— DATASET —
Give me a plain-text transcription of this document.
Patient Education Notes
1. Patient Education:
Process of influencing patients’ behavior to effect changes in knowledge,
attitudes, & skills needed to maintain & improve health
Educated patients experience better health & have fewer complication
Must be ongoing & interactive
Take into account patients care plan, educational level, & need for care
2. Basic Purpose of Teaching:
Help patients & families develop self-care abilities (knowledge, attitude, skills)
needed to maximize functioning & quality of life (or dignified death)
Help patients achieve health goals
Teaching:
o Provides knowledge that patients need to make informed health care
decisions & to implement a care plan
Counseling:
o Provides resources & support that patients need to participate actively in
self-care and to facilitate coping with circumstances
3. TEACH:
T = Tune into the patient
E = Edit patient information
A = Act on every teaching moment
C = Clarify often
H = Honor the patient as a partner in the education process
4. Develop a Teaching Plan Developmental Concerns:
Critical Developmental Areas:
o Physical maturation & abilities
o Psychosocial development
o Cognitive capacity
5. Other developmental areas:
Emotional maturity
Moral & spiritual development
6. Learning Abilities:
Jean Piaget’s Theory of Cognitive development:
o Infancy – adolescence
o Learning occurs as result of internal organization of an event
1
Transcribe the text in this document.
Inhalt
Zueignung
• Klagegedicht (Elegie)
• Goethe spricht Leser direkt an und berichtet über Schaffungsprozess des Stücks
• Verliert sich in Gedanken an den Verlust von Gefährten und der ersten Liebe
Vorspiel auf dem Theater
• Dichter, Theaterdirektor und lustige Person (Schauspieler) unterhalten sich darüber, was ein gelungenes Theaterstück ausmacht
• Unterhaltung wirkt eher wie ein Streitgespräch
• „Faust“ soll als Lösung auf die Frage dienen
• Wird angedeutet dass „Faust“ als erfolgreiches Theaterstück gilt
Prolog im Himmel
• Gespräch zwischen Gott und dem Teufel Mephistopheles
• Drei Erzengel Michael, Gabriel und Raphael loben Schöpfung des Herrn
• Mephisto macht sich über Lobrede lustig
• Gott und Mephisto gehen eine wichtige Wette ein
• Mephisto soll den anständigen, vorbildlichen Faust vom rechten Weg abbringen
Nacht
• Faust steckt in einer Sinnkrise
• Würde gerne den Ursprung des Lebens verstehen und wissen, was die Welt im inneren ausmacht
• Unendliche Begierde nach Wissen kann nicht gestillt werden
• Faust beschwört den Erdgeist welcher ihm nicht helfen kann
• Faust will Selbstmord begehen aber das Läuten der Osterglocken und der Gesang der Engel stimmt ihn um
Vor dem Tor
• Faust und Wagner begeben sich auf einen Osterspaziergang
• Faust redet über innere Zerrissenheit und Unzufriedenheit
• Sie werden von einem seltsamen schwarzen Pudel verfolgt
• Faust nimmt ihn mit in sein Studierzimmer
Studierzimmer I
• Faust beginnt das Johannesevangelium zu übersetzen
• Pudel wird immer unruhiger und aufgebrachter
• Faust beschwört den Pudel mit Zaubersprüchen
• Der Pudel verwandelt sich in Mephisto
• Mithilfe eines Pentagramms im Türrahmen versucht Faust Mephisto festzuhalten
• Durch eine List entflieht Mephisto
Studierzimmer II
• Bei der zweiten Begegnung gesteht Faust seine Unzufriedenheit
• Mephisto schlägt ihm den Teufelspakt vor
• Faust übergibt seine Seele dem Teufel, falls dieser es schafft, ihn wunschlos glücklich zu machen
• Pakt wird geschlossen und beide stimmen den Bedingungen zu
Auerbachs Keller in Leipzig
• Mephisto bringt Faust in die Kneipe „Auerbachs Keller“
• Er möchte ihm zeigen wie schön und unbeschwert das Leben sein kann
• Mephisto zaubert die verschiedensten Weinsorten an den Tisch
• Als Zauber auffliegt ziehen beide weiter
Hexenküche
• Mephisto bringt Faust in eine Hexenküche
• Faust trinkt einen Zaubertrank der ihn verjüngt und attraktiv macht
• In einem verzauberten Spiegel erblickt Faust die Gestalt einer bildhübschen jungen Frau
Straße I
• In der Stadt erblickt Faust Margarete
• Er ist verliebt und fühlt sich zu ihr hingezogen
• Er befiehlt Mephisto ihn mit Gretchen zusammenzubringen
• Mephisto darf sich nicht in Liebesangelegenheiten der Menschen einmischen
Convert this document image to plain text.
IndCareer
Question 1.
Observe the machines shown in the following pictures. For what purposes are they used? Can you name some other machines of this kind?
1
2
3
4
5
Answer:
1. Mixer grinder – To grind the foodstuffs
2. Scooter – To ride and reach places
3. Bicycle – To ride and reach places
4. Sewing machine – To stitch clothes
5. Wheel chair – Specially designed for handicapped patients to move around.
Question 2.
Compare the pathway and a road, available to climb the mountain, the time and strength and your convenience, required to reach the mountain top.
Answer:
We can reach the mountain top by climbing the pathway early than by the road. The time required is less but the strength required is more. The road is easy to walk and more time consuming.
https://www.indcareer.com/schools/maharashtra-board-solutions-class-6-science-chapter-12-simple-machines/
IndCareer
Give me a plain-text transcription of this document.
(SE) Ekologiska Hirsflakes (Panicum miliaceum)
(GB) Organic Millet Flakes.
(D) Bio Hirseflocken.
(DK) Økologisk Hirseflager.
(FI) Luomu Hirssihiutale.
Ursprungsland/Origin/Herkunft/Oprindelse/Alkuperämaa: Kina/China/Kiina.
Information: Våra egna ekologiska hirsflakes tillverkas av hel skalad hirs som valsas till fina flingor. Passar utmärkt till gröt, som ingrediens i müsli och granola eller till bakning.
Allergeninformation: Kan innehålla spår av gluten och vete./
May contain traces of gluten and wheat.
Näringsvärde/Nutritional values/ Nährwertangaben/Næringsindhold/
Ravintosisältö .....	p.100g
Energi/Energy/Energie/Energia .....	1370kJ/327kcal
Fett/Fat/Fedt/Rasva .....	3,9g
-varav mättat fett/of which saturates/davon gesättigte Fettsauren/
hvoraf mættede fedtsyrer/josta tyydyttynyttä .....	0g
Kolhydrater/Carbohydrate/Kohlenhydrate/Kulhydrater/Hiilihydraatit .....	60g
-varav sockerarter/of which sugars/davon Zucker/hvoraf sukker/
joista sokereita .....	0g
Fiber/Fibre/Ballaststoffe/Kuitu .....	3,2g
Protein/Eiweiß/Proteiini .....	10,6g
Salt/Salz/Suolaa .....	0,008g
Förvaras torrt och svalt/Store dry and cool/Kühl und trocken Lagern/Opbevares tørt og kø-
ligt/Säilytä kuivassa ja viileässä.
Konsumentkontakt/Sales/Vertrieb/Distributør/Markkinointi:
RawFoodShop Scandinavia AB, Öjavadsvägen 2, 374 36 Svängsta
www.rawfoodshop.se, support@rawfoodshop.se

— WHAT THE TASK REQUIRES —
The listing above is to be reproduced without a single change.

— RESPONSE TO THIS EXERCISE —
Give me a plain-text transcription of this document.
Patient Education Notes
1. Patient Education:
Process of influencing patients’ behavior to effect changes in knowledge,
attitudes, & skills needed to maintain & improve health
Educated patients experience better health & have fewer complication
Must be ongoing & interactive
Take into account patients care plan, educational level, & need for care
2. Basic Purpose of Teaching:
Help patients & families develop self-care abilities (knowledge, attitude, skills)
needed to maximize functioning & quality of life (or dignified death)
Help patients achieve health goals
Teaching:
o Provides knowledge that patients need to make informed health care
decisions & to implement a care plan
Counseling:
o Provides resources & support that patients need to participate actively in
self-care and to facilitate coping with circumstances
3. TEACH:
T = Tune into the patient
E = Edit patient information
A = Act on every teaching moment
C = Clarify often
H = Honor the patient as a partner in the education process
4. Develop a Teaching Plan Developmental Concerns:
Critical Developmental Areas:
o Physical maturation & abilities
o Psychosocial development
o Cognitive capacity
5. Other developmental areas:
Emotional maturity
Moral & spiritual development
6. Learning Abilities:
Jean Piaget’s Theory of Cognitive development:
o Infancy – adolescence
o Learning occurs as result of internal organization of an event
1
Transcribe the text in this document.
Inhalt
Zueignung
• Klagegedicht (Elegie)
• Goethe spricht Leser direkt an und berichtet über Schaffungsprozess des Stücks
• Verliert sich in Gedanken an den Verlust von Gefährten und der ersten Liebe
Vorspiel auf dem Theater
• Dichter, Theaterdirektor und lustige Person (Schauspieler) unterhalten sich darüber, was ein gelungenes Theaterstück ausmacht
• Unterhaltung wirkt eher wie ein Streitgespräch
• „Faust“ soll als Lösung auf die Frage dienen
• Wird angedeutet dass „Faust“ als erfolgreiches Theaterstück gilt
Prolog im Himmel
• Gespräch zwischen Gott und dem Teufel Mephistopheles
• Drei Erzengel Michael, Gabriel und Raphael loben Schöpfung des Herrn
• Mephisto macht sich über Lobrede lustig
• Gott und Mephisto gehen eine wichtige Wette ein
• Mephisto soll den anständigen, vorbildlichen Faust vom rechten Weg abbringen
Nacht
• Faust steckt in einer Sinnkrise
• Würde gerne den Ursprung des Lebens verstehen und wissen, was die Welt im inneren ausmacht
• Unendliche Begierde nach Wissen kann nicht gestillt werden
• Faust beschwört den Erdgeist welcher ihm nicht helfen kann
• Faust will Selbstmord begehen aber das Läuten der Osterglocken und der Gesang der Engel stimmt ihn um
Vor dem Tor
• Faust und Wagner begeben sich auf einen Osterspaziergang
• Faust redet über innere Zerrissenheit und Unzufriedenheit
• Sie werden von einem seltsamen schwarzen Pudel verfolgt
• Faust nimmt ihn mit in sein Studierzimmer
Studierzimmer I
• Faust beginnt das Johannesevangelium zu übersetzen
• Pudel wird immer unruhiger und aufgebrachter
• Faust beschwört den Pudel mit Zaubersprüchen
• Der Pudel verwandelt sich in Mephisto
• Mithilfe eines Pentagramms im Türrahmen versucht Faust Mephisto festzuhalten
• Durch eine List entflieht Mephisto
Studierzimmer II
• Bei der zweiten Begegnung gesteht Faust seine Unzufriedenheit
• Mephisto schlägt ihm den Teufelspakt vor
• Faust übergibt seine Seele dem Teufel, falls dieser es schafft, ihn wunschlos glücklich zu machen
• Pakt wird geschlossen und beide stimmen den Bedingungen zu
Auerbachs Keller in Leipzig
• Mephisto bringt Faust in die Kneipe „Auerbachs Keller“
• Er möchte ihm zeigen wie schön und unbeschwert das Leben sein kann
• Mephisto zaubert die verschiedensten Weinsorten an den Tisch
• Als Zauber auffliegt ziehen beide weiter
Hexenküche
• Mephisto bringt Faust in eine Hexenküche
• Faust trinkt einen Zaubertrank der ihn verjüngt und attraktiv macht
• In einem verzauberten Spiegel erblickt Faust die Gestalt einer bildhübschen jungen Frau
Straße I
• In der Stadt erblickt Faust Margarete
• Er ist verliebt und fühlt sich zu ihr hingezogen
• Er befiehlt Mephisto ihn mit Gretchen zusammenzubringen
• Mephisto darf sich nicht in Liebesangelegenheiten der Menschen einmischen
Convert this document image to plain text.
IndCareer
Question 1.
Observe the machines shown in the following pictures. For what purposes are they used? Can you name some other machines of this kind?
1
2
3
4
5
Answer:
1. Mixer grinder – To grind the foodstuffs
2. Scooter – To ride and reach places
3. Bicycle – To ride and reach places
4. Sewing machine – To stitch clothes
5. Wheel chair – Specially designed for handicapped patients to move around.
Question 2.
Compare the pathway and a road, available to climb the mountain, the time and strength and your convenience, required to reach the mountain top.
Answer:
We can reach the mountain top by climbing the pathway early than by the road. The time required is less but the strength required is more. The road is easy to walk and more time consuming.
https://www.indcareer.com/schools/maharashtra-board-solutions-class-6-science-chapter-12-simple-machines/
IndCareer
Give me a plain-text transcription of this document.
(SE) Ekologiska Hirsflakes (Panicum miliaceum)
(GB) Organic Millet Flakes.
(D) Bio Hirseflocken.
(DK) Økologisk Hirseflager.
(FI) Luomu Hirssihiutale.
Ursprungsland/Origin/Herkunft/Oprindelse/Alkuperämaa: Kina/China/Kiina.
Information: Våra egna ekologiska hirsflakes tillverkas av hel skalad hirs som valsas till fina flingor. Passar utmärkt till gröt, som ingrediens i müsli och granola eller till bakning.
Allergeninformation: Kan innehålla spår av gluten och vete./
May contain traces of gluten and wheat.
Näringsvärde/Nutritional values/ Nährwertangaben/Næringsindhold/
Ravintosisältö .....	p.100g
Energi/Energy/Energie/Energia .....	1370kJ/327kcal
Fett/Fat/Fedt/Rasva .....	3,9g
-varav mättat fett/of which saturates/davon gesättigte Fettsauren/
hvoraf mættede fedtsyrer/josta tyydyttynyttä .....	0g
Kolhydrater/Carbohydrate/Kohlenhydrate/Kulhydrater/Hiilihydraatit .....	60g
-varav sockerarter/of which sugars/davon Zucker/hvoraf sukker/
joista sokereita .....	0g
Fiber/Fibre/Ballaststoffe/Kuitu .....	3,2g
Protein/Eiweiß/Proteiini .....	10,6g
Salt/Salz/Suolaa .....	0,008g
Förvaras torrt och svalt/Store dry and cool/Kühl und trocken Lagern/Opbevares tørt og kø-
ligt/Säilytä kuivassa ja viileässä.
Konsumentkontakt/Sales/Vertrieb/Distributør/Markkinointi:
RawFoodShop Scandinavia AB, Öjavadsvägen 2, 374 36 Svängsta
www.rawfoodshop.se, support@rawfoodshop.se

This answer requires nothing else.